- WORK TO BE COMPLETED: Report how many lines hold the word "strong"; give nothing but the number.

(Stored data entries)
——

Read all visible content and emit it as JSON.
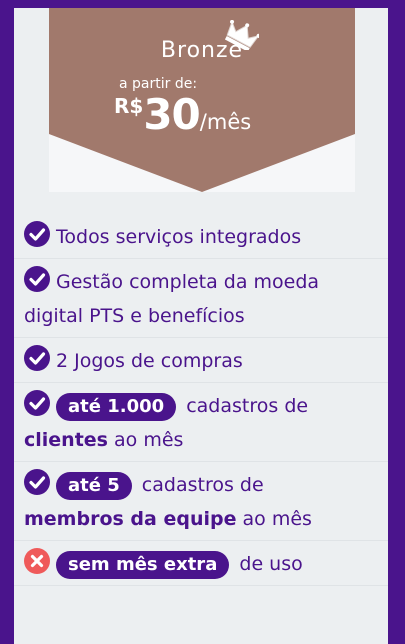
{
  "plan": {
    "name": "Bronze",
    "from_label": "a partir de:",
    "currency": "R$",
    "amount": "30",
    "period": "/mês"
  },
  "colors": {
    "frame": "#4a148c",
    "card_bg": "#eceff1",
    "banner": "#a1796c",
    "check": "#4a148c",
    "cross": "#ef5a5a"
  },
  "features": [
    {
      "icon": "check-circle-icon",
      "text": "Todos serviços integrados"
    },
    {
      "icon": "check-circle-icon",
      "text": "Gestão completa da moeda digital PTS e benefícios"
    },
    {
      "icon": "check-circle-icon",
      "text": "2 Jogos de compras"
    },
    {
      "icon": "check-circle-icon",
      "pill": "até 1.000",
      "text_a": "cadastros de",
      "strong": "clientes",
      "text_b": "ao mês"
    },
    {
      "icon": "check-circle-icon",
      "pill": "até 5",
      "text_a": "cadastros de",
      "strong": "membros da equipe",
      "text_b": "ao mês"
    },
    {
      "icon": "close-circle-icon",
      "pill": "sem mês extra",
      "text_a": "de uso"
    }
  ]
}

——

- COMPLETE ANSWER: 2